WHAT IS ASKED:
Copy each line of the records that contains the word "下記の通りである".
● ● ● ● ● ● ●
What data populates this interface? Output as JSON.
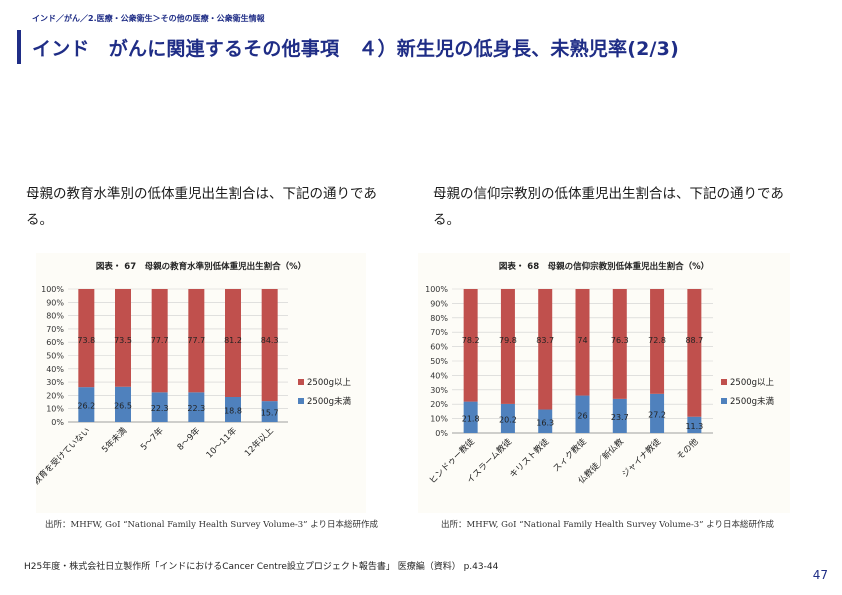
{
  "breadcrumb": "インド／がん／2.医療・公衆衛生＞その他の医療・公衆衛生情報",
  "title": "インド　がんに関連するその他事項　４）新生児の低身長、未熟児率(2/3)",
  "left_text": "母親の教育水準別の低体重児出生割合は、下記の通りである。",
  "right_text": "母親の信仰宗教別の低体重児出生割合は、下記の通りである。",
  "source_left": "出所：MHFW, GoI “National Family Health Survey Volume-3” より日本総研作成",
  "source_right": "出所：MHFW, GoI “National Family Health Survey Volume-3” より日本総研作成",
  "footer": "H25年度・株式会社日立製作所「インドにおけるCancer Centre設立プロジェクト報告書」 医療編（資料） p.43-44",
  "page_number": "47",
  "colors": {
    "accent": "#1f2d86",
    "under2500": "#4f81bd",
    "over2500": "#c0504d"
  },
  "chart_data": [
    {
      "type": "bar",
      "stacked": true,
      "title": "図表・ 67　母親の教育水準別低体重児出生割合（%）",
      "categories": [
        "教育を受けていない",
        "5年未満",
        "5～7年",
        "8～9年",
        "10～11年",
        "12年以上"
      ],
      "series": [
        {
          "name": "2500g未満",
          "values": [
            26.2,
            26.5,
            22.3,
            22.3,
            18.8,
            15.7
          ]
        },
        {
          "name": "2500g以上",
          "values": [
            73.8,
            73.5,
            77.7,
            77.7,
            81.2,
            84.3
          ]
        }
      ],
      "yticks": [
        "0%",
        "10%",
        "20%",
        "30%",
        "40%",
        "50%",
        "60%",
        "70%",
        "80%",
        "90%",
        "100%"
      ],
      "ylim": [
        0,
        100
      ],
      "legend": "right"
    },
    {
      "type": "bar",
      "stacked": true,
      "title": "図表・ 68　母親の信仰宗教別低体重児出生割合（%）",
      "categories": [
        "ヒンドゥー教徒",
        "イスラーム教徒",
        "キリスト教徒",
        "スィク教徒",
        "仏教徒／新仏教",
        "ジャイナ教徒",
        "その他"
      ],
      "series": [
        {
          "name": "2500g未満",
          "values": [
            21.8,
            20.2,
            16.3,
            26,
            23.7,
            27.2,
            11.3
          ]
        },
        {
          "name": "2500g以上",
          "values": [
            78.2,
            79.8,
            83.7,
            74,
            76.3,
            72.8,
            88.7
          ]
        }
      ],
      "yticks": [
        "0%",
        "10%",
        "20%",
        "30%",
        "40%",
        "50%",
        "60%",
        "70%",
        "80%",
        "90%",
        "100%"
      ],
      "ylim": [
        0,
        100
      ],
      "legend": "right"
    }
  ]
}
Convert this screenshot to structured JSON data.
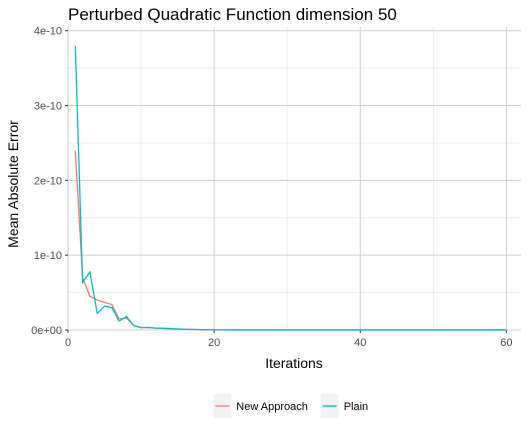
{
  "chart_data": {
    "type": "line",
    "title": "Perturbed Quadratic Function dimension 50",
    "xlabel": "Iterations",
    "ylabel": "Mean Absolute Error",
    "xlim": [
      0,
      62
    ],
    "ylim": [
      0,
      4.05e-10
    ],
    "xticks": [
      0,
      20,
      40,
      60
    ],
    "xtick_labels": [
      "0",
      "20",
      "40",
      "60"
    ],
    "yticks": [
      0,
      1e-10,
      2e-10,
      3e-10,
      4e-10
    ],
    "ytick_labels": [
      "0e+00",
      "1e-10",
      "2e-10",
      "3e-10",
      "4e-10"
    ],
    "grid": true,
    "legend_position": "bottom",
    "x": [
      1,
      2,
      3,
      4,
      5,
      6,
      7,
      8,
      9,
      10,
      11,
      12,
      13,
      14,
      15,
      16,
      17,
      18,
      19,
      20,
      21,
      22,
      23,
      24,
      25,
      26,
      27,
      28,
      29,
      30,
      31,
      32,
      33,
      34,
      35,
      36,
      37,
      38,
      39,
      40,
      41,
      42,
      43,
      44,
      45,
      46,
      47,
      48,
      49,
      50,
      51,
      52,
      53,
      54,
      55,
      56,
      57,
      58,
      59,
      60
    ],
    "series": [
      {
        "name": "New Approach",
        "color": "#F8766D",
        "values": [
          2.4e-10,
          7e-11,
          4.5e-11,
          4e-11,
          3.7e-11,
          3.4e-11,
          1.5e-11,
          1.6e-11,
          6e-12,
          3.5e-12,
          3e-12,
          2.5e-12,
          2e-12,
          1.5e-12,
          1e-12,
          8e-13,
          6e-13,
          4e-13,
          3e-13,
          2e-13,
          1.5e-13,
          1e-13,
          1e-13,
          1e-13,
          1e-13,
          1e-13,
          1e-13,
          1e-13,
          1e-13,
          1e-13,
          1e-13,
          1e-13,
          1e-13,
          1e-13,
          1e-13,
          1e-13,
          1e-13,
          1e-13,
          1e-13,
          1e-13,
          1e-13,
          1e-13,
          1e-13,
          1e-13,
          1e-13,
          1e-13,
          1e-13,
          1e-13,
          1e-13,
          1e-13,
          1e-13,
          1e-13,
          1e-13,
          1e-13,
          1e-13,
          1e-13,
          1e-13,
          1e-13,
          1e-13,
          1e-13
        ]
      },
      {
        "name": "Plain",
        "color": "#00BFC4",
        "values": [
          3.8e-10,
          6.3e-11,
          7.8e-11,
          2.2e-11,
          3.2e-11,
          3e-11,
          1.2e-11,
          1.8e-11,
          6e-12,
          3e-12,
          3.5e-12,
          2.5e-12,
          2.5e-12,
          2e-12,
          1.5e-12,
          1e-12,
          8e-13,
          6e-13,
          4e-13,
          3e-13,
          2e-13,
          1.5e-13,
          1e-13,
          1e-13,
          1e-13,
          1e-13,
          1e-13,
          1e-13,
          1e-13,
          1e-13,
          1e-13,
          1e-13,
          1e-13,
          1e-13,
          1e-13,
          1e-13,
          1e-13,
          1e-13,
          1e-13,
          1e-13,
          1e-13,
          1e-13,
          1e-13,
          1e-13,
          1e-13,
          1e-13,
          1e-13,
          1e-13,
          1e-13,
          1e-13,
          1e-13,
          1e-13,
          1e-13,
          1e-13,
          1e-13,
          1e-13,
          1e-13,
          1e-13,
          1e-13,
          1e-13
        ]
      }
    ]
  }
}
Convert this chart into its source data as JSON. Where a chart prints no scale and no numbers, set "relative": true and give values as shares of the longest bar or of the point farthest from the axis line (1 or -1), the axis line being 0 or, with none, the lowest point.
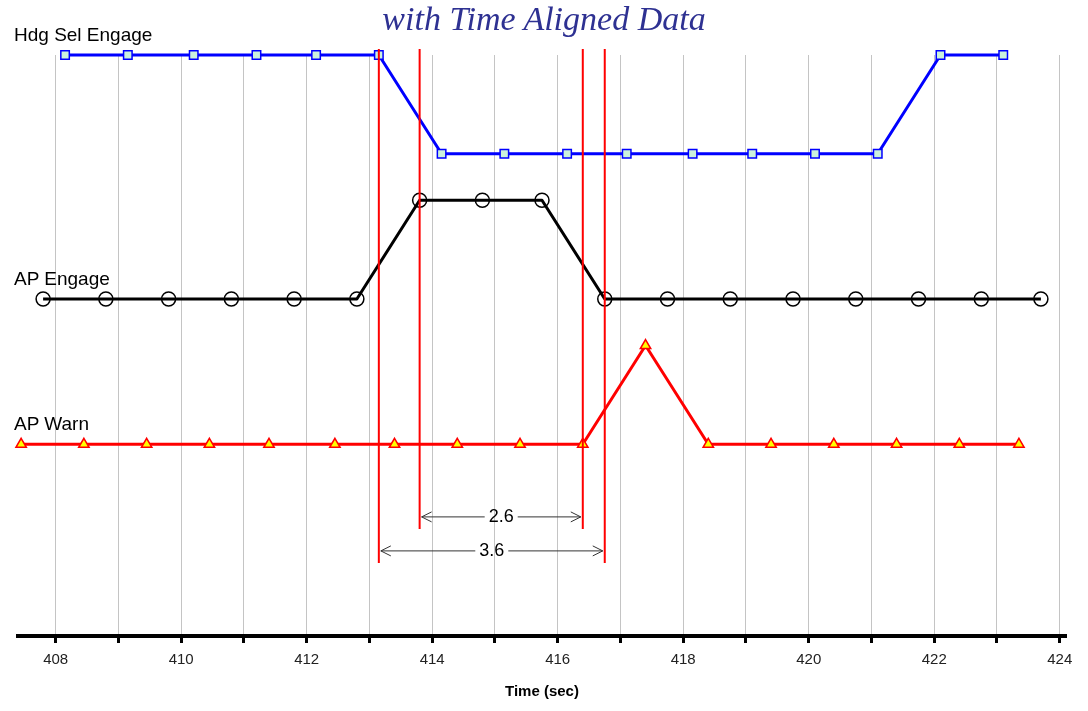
{
  "chart_data": {
    "type": "line",
    "title": "with Time Aligned Data",
    "xlabel": "Time (sec)",
    "relative": true,
    "grid": "x",
    "legend": false,
    "tick_labels": "x",
    "line_style": "solid",
    "xlim": [
      407.4,
      424.1
    ],
    "xticks": [
      408,
      {
        "value": 409,
        "label": null
      },
      410,
      {
        "value": 411,
        "label": null
      },
      412,
      {
        "value": 413,
        "label": null
      },
      414,
      {
        "value": 415,
        "label": null
      },
      416,
      {
        "value": 417,
        "label": null
      },
      418,
      {
        "value": 419,
        "label": null
      },
      420,
      {
        "value": 421,
        "label": null
      },
      422,
      {
        "value": 423,
        "label": null
      },
      424
    ],
    "series": [
      {
        "name": "Hdg Sel Engage",
        "color": "#0000ff",
        "marker": "square",
        "x": [
          408.15,
          409.15,
          410.2,
          411.2,
          412.15,
          413.15,
          414.15,
          415.15,
          416.15,
          417.1,
          418.15,
          419.1,
          420.1,
          421.1,
          422.1,
          423.1
        ],
        "values": [
          1,
          1,
          1,
          1,
          1,
          1,
          0.83,
          0.83,
          0.83,
          0.83,
          0.83,
          0.83,
          0.83,
          0.83,
          1,
          1
        ]
      },
      {
        "name": "AP Engage",
        "color": "#000000",
        "marker": "circle",
        "x": [
          407.8,
          408.8,
          409.8,
          410.8,
          411.8,
          412.8,
          413.8,
          414.8,
          415.75,
          416.75,
          417.75,
          418.75,
          419.75,
          420.75,
          421.75,
          422.75,
          423.7
        ],
        "values": [
          0.58,
          0.58,
          0.58,
          0.58,
          0.58,
          0.58,
          0.75,
          0.75,
          0.75,
          0.58,
          0.58,
          0.58,
          0.58,
          0.58,
          0.58,
          0.58,
          0.58
        ]
      },
      {
        "name": "AP Warn",
        "color": "#ff0000",
        "marker": "triangle",
        "x": [
          407.45,
          408.45,
          409.45,
          410.45,
          411.4,
          412.45,
          413.4,
          414.4,
          415.4,
          416.4,
          417.4,
          418.4,
          419.4,
          420.4,
          421.4,
          422.4,
          423.35
        ],
        "values": [
          0.33,
          0.33,
          0.33,
          0.33,
          0.33,
          0.33,
          0.33,
          0.33,
          0.33,
          0.33,
          0.5,
          0.33,
          0.33,
          0.33,
          0.33,
          0.33,
          0.33
        ]
      }
    ],
    "ref_lines": [
      {
        "axis": "x",
        "value": 413.8,
        "color": "#ff0000"
      },
      {
        "axis": "x",
        "value": 416.4,
        "color": "#ff0000"
      },
      {
        "axis": "x",
        "value": 413.15,
        "color": "#ff0000"
      },
      {
        "axis": "x",
        "value": 416.75,
        "color": "#ff0000"
      }
    ],
    "annotations": [
      "2.6",
      "3.6"
    ]
  }
}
● ● ● ● ● ● ●
RESULT OF THE EXERCISE:
  "left_text": "母親の教育水準別の低体重児出生割合は、下記の通りである。",
  "right_text": "母親の信仰宗教別の低体重児出生割合は、下記の通りである。",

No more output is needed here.